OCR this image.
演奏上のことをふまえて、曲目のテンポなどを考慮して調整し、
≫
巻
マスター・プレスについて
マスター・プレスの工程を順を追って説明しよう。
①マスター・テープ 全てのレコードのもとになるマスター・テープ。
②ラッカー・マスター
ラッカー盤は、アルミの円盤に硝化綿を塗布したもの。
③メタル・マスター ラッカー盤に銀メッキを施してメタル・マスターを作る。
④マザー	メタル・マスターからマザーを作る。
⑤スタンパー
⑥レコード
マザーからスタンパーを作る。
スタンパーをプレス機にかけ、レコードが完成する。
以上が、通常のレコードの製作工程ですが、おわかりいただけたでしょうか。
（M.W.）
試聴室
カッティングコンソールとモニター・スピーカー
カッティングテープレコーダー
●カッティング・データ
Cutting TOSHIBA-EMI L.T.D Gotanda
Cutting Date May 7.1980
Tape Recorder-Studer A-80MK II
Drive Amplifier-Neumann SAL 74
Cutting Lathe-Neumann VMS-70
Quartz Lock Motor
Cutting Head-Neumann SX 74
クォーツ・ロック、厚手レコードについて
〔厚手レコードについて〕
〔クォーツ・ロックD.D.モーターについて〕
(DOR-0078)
================================
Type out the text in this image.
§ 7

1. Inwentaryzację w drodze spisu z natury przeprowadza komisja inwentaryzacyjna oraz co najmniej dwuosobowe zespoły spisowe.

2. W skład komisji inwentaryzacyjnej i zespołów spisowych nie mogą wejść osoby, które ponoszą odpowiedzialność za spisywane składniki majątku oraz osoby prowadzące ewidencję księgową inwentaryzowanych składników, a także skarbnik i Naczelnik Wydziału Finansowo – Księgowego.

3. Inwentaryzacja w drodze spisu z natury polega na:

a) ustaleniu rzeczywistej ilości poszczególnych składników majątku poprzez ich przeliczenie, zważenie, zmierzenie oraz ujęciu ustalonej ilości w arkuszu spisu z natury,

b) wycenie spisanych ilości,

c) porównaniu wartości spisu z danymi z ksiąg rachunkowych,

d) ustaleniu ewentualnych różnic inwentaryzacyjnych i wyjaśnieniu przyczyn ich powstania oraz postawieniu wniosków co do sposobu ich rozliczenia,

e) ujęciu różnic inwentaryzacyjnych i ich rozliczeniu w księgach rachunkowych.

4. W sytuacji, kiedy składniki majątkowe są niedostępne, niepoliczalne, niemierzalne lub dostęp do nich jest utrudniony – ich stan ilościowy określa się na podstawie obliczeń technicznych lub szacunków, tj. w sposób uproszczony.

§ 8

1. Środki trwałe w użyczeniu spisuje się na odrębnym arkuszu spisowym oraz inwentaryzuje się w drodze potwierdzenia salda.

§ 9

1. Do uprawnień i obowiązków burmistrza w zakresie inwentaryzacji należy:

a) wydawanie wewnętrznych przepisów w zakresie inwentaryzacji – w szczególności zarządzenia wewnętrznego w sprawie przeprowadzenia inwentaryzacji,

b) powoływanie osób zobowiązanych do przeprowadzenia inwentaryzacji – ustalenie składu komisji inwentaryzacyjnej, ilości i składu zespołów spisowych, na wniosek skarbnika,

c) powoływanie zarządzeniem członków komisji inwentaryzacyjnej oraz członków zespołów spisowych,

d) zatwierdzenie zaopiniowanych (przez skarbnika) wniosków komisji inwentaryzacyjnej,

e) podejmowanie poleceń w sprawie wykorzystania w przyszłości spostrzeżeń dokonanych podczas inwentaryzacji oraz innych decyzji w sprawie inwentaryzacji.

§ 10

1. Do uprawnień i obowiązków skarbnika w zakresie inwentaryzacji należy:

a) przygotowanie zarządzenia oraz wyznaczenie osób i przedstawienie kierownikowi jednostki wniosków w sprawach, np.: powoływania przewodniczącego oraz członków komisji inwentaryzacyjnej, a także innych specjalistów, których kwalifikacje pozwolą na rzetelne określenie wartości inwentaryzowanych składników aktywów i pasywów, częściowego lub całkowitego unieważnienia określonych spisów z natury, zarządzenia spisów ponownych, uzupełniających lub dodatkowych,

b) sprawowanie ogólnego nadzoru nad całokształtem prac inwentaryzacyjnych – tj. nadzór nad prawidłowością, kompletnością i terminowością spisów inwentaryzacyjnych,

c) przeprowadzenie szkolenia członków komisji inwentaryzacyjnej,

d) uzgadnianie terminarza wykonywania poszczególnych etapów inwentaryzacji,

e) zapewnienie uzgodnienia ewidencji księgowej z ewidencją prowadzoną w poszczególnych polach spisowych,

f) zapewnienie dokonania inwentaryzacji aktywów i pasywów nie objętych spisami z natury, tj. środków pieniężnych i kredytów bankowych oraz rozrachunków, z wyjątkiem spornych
================================
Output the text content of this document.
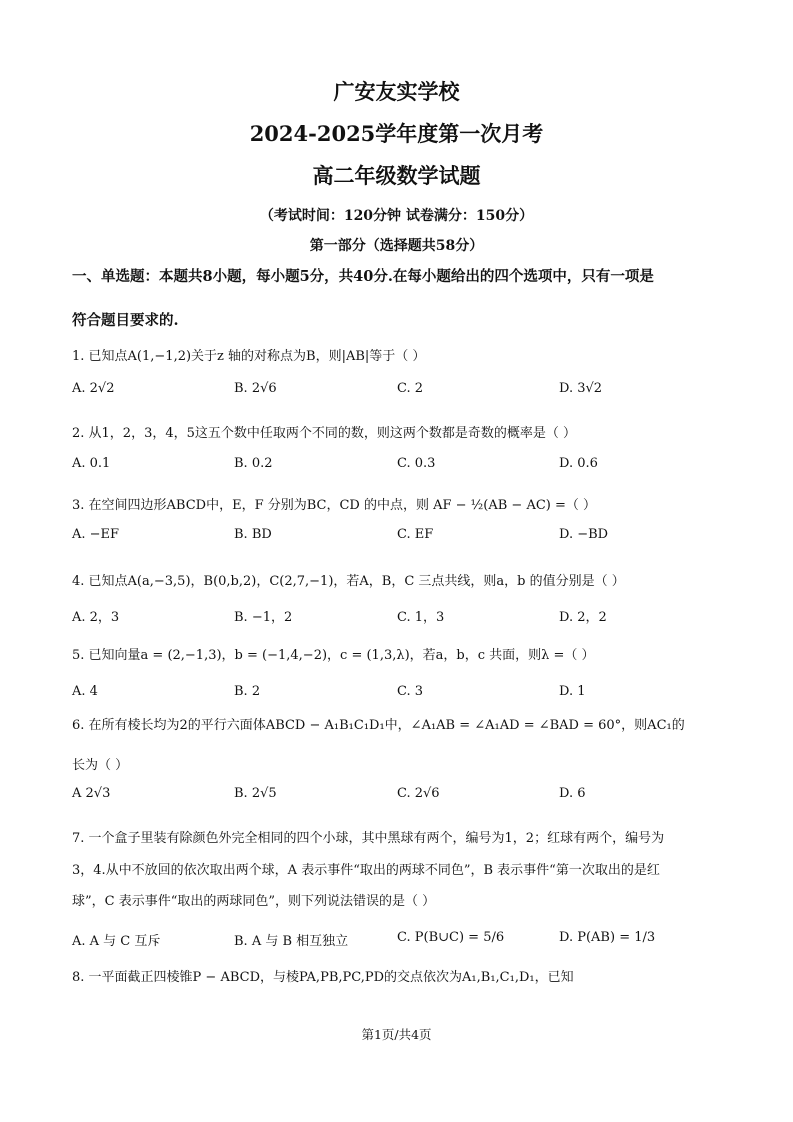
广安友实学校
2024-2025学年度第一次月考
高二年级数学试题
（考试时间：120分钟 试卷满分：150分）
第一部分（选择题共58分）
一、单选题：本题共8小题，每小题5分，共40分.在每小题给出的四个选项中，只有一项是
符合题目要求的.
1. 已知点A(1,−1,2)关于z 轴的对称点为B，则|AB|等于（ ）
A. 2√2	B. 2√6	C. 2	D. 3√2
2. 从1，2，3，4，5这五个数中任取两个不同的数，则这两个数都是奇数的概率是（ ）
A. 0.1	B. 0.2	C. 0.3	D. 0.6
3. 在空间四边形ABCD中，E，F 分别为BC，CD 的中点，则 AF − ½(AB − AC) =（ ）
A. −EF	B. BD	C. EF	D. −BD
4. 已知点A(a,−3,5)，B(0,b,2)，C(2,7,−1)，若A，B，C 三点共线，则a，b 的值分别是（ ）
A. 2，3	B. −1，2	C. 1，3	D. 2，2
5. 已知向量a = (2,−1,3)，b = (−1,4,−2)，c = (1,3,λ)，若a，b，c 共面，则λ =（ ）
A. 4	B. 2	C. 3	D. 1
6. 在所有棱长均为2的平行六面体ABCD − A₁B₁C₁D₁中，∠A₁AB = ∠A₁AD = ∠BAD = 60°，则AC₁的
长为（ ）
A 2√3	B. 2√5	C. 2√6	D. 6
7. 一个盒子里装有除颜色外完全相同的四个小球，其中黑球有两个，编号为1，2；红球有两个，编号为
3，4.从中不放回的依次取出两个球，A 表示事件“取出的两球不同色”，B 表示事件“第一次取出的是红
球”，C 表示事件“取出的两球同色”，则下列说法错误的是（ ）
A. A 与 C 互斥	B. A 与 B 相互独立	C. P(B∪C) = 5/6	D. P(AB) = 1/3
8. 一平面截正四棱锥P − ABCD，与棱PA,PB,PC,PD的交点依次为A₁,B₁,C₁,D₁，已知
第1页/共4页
================================
— Written request —
Read through the lines above and collect those that contain the string "zapewnienie".

— Exercise solution —
e) zapewnienie uzgodnienia ewidencji księgowej z ewidencją prowadzoną w poszczególnych polach spisowych,
f) zapewnienie dokonania inwentaryzacji aktywów i pasywów nie objętych spisami z natury, tj. środków pieniężnych i kredytów bankowych oraz rozrachunków, z wyjątkiem spornych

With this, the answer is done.